#### Task requirements
Copy every line from the material below that holds "cette".

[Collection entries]

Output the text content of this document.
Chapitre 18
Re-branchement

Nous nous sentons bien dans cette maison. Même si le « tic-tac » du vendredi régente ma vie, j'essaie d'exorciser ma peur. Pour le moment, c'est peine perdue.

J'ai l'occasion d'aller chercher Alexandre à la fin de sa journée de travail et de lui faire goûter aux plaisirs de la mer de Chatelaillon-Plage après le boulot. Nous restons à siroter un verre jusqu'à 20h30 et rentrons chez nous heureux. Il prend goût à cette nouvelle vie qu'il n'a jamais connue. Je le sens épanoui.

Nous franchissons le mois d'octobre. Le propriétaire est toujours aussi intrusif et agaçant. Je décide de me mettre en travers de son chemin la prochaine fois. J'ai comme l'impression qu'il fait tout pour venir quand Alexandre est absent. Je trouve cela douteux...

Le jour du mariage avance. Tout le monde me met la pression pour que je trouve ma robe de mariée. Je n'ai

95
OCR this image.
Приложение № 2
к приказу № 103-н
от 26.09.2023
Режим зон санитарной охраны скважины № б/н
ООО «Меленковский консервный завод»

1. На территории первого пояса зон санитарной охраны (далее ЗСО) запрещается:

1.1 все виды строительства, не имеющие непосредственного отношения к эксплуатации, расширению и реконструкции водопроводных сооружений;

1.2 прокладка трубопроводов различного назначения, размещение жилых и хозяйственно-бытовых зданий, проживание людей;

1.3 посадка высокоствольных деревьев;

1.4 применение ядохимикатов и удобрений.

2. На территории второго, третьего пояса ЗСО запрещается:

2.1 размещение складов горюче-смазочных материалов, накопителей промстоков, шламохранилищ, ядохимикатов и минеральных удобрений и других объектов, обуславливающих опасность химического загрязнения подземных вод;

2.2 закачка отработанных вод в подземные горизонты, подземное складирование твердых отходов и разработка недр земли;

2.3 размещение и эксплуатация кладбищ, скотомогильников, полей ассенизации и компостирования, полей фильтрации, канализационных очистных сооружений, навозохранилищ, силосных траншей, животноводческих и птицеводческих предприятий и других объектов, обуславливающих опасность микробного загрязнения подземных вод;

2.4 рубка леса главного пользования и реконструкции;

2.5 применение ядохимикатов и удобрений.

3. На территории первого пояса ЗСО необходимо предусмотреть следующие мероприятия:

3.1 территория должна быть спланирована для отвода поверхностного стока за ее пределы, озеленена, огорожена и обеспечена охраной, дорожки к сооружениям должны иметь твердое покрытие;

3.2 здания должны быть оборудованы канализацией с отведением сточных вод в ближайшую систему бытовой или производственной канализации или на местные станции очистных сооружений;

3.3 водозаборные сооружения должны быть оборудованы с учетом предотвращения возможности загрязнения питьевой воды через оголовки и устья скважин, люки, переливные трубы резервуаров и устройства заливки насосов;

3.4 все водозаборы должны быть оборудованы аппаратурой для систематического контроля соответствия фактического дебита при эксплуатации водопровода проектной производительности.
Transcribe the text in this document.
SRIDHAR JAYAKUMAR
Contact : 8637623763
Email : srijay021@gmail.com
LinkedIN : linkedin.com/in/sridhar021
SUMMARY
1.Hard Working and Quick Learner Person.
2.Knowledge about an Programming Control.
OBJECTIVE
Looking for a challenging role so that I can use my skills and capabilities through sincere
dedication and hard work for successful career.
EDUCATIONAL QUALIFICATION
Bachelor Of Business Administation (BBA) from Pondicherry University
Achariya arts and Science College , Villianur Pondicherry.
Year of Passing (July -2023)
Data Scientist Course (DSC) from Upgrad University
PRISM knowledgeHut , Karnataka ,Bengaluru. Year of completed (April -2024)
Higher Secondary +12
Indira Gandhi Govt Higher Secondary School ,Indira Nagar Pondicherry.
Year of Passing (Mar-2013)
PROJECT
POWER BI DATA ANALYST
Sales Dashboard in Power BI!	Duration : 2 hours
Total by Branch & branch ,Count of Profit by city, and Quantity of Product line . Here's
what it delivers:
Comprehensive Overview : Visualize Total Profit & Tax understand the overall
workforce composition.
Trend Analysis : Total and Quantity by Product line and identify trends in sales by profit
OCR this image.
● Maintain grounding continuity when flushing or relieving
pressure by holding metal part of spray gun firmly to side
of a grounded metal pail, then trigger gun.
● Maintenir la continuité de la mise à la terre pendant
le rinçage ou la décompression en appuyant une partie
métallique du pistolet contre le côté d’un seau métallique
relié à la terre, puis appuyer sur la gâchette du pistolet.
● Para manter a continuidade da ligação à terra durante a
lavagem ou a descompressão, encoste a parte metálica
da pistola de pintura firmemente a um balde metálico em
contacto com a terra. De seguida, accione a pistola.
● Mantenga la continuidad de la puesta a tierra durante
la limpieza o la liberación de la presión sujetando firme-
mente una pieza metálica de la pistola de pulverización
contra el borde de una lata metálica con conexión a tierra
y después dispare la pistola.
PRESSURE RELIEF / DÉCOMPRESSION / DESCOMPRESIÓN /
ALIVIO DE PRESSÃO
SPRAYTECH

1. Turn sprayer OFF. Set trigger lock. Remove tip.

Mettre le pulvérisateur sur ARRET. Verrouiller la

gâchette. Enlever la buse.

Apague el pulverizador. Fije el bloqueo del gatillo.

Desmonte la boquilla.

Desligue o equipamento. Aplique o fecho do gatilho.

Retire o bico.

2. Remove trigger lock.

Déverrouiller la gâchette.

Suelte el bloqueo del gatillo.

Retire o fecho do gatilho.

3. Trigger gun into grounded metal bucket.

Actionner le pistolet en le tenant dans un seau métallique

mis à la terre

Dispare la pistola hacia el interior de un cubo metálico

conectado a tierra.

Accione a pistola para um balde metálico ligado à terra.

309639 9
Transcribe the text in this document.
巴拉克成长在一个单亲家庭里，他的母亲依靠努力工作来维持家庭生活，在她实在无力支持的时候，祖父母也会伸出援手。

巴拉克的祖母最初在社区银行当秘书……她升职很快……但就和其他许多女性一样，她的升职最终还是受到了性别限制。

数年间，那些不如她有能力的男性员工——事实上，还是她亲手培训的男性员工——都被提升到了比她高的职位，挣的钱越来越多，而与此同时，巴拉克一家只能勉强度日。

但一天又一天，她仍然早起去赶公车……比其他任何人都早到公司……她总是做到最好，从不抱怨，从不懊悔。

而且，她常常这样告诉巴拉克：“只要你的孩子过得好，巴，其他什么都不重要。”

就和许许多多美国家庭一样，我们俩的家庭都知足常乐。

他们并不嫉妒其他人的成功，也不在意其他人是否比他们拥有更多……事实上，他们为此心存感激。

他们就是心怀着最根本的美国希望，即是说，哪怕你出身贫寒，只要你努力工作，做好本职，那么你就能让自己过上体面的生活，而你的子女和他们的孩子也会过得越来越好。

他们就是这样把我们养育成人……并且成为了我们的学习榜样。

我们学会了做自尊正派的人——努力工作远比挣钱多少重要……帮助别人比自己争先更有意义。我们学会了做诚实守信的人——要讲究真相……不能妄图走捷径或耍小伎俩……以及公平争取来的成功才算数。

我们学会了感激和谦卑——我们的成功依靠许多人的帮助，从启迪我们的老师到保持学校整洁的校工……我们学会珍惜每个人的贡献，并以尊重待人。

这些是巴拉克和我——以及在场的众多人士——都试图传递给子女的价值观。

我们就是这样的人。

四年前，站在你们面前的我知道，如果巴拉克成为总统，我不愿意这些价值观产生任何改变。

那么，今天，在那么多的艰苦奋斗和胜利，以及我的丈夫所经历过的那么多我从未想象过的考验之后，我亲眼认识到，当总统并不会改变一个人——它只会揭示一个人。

#### Exercise answer
Nous nous sentons bien dans cette maison. Même si le « tic-tac » du vendredi régente ma vie, j'essaie d'exorciser ma peur. Pour le moment, c'est peine perdue.
J'ai l'occasion d'aller chercher Alexandre à la fin de sa journée de travail et de lui faire goûter aux plaisirs de la mer de Chatelaillon-Plage après le boulot. Nous restons à siroter un verre jusqu'à 20h30 et rentrons chez nous heureux. Il prend goût à cette nouvelle vie qu'il n'a jamais connue. Je le sens épanoui.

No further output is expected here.